* [Set problem]
Go through the records and extract every line with the word "SDTVAR".

* [Items]
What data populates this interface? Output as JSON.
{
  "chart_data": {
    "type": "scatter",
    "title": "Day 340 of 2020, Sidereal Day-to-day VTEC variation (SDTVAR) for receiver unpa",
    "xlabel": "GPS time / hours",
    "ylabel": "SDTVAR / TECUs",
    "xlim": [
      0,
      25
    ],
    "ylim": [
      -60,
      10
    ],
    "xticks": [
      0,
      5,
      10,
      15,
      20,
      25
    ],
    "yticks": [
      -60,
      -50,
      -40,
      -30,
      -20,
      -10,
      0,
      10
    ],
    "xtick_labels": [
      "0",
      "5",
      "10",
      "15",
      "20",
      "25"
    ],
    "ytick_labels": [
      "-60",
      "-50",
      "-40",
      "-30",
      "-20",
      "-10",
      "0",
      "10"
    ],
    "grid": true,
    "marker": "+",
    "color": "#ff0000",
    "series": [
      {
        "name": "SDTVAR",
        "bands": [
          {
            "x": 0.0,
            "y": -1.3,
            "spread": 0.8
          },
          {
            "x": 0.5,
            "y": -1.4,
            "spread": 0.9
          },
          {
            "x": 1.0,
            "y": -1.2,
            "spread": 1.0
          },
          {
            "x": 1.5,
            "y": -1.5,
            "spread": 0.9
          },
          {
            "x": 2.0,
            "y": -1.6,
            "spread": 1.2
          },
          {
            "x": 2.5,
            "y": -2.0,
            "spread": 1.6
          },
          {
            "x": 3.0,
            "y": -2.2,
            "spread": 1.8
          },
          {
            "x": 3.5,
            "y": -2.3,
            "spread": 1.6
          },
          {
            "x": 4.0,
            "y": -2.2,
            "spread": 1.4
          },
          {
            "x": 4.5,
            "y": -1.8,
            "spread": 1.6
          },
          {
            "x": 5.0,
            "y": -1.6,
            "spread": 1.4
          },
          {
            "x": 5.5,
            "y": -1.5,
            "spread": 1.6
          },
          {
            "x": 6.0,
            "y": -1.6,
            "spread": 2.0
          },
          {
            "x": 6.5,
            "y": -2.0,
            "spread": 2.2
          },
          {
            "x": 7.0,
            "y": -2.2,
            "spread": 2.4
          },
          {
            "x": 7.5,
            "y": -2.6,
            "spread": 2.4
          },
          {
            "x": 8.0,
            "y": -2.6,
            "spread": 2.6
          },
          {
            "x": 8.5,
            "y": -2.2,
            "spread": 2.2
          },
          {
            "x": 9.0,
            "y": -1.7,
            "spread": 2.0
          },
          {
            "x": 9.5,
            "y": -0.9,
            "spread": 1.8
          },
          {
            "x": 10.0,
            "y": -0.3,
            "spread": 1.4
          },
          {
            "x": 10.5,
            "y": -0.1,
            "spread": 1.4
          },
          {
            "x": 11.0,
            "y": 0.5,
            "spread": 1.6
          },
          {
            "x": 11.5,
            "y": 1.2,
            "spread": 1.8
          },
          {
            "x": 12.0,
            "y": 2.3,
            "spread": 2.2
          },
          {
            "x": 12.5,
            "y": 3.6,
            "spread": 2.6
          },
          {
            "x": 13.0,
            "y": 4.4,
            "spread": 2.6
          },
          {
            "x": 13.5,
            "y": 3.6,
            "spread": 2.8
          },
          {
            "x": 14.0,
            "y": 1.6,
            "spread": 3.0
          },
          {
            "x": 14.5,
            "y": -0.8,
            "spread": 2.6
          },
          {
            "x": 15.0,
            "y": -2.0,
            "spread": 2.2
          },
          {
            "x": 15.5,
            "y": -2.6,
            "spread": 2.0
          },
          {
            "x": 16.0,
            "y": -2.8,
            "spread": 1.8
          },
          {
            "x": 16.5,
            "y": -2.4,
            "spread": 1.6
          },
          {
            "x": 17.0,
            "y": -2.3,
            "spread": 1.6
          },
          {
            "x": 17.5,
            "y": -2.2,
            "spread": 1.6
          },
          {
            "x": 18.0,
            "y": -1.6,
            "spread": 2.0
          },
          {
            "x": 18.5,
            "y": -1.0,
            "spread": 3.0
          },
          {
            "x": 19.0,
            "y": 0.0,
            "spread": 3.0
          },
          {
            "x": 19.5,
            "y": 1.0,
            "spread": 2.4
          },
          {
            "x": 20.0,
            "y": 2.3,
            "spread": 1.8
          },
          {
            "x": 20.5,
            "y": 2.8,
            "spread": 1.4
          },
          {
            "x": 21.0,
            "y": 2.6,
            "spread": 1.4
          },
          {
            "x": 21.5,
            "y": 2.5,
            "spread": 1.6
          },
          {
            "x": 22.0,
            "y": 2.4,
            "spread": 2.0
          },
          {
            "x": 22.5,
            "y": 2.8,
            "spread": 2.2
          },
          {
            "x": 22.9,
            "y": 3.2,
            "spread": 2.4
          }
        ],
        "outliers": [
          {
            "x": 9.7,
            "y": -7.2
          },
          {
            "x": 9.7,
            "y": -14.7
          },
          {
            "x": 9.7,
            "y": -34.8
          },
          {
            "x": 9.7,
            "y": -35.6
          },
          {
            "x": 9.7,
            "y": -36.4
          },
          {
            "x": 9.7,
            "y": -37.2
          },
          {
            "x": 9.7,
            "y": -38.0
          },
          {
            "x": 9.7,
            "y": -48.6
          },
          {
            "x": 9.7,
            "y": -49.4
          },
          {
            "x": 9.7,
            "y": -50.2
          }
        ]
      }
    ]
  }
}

* [Output for this exercise]
    "title": "Day 340 of 2020, Sidereal Day-to-day VTEC variation (SDTVAR) for receiver unpa",
    "ylabel": "SDTVAR / TECUs",
        "name": "SDTVAR",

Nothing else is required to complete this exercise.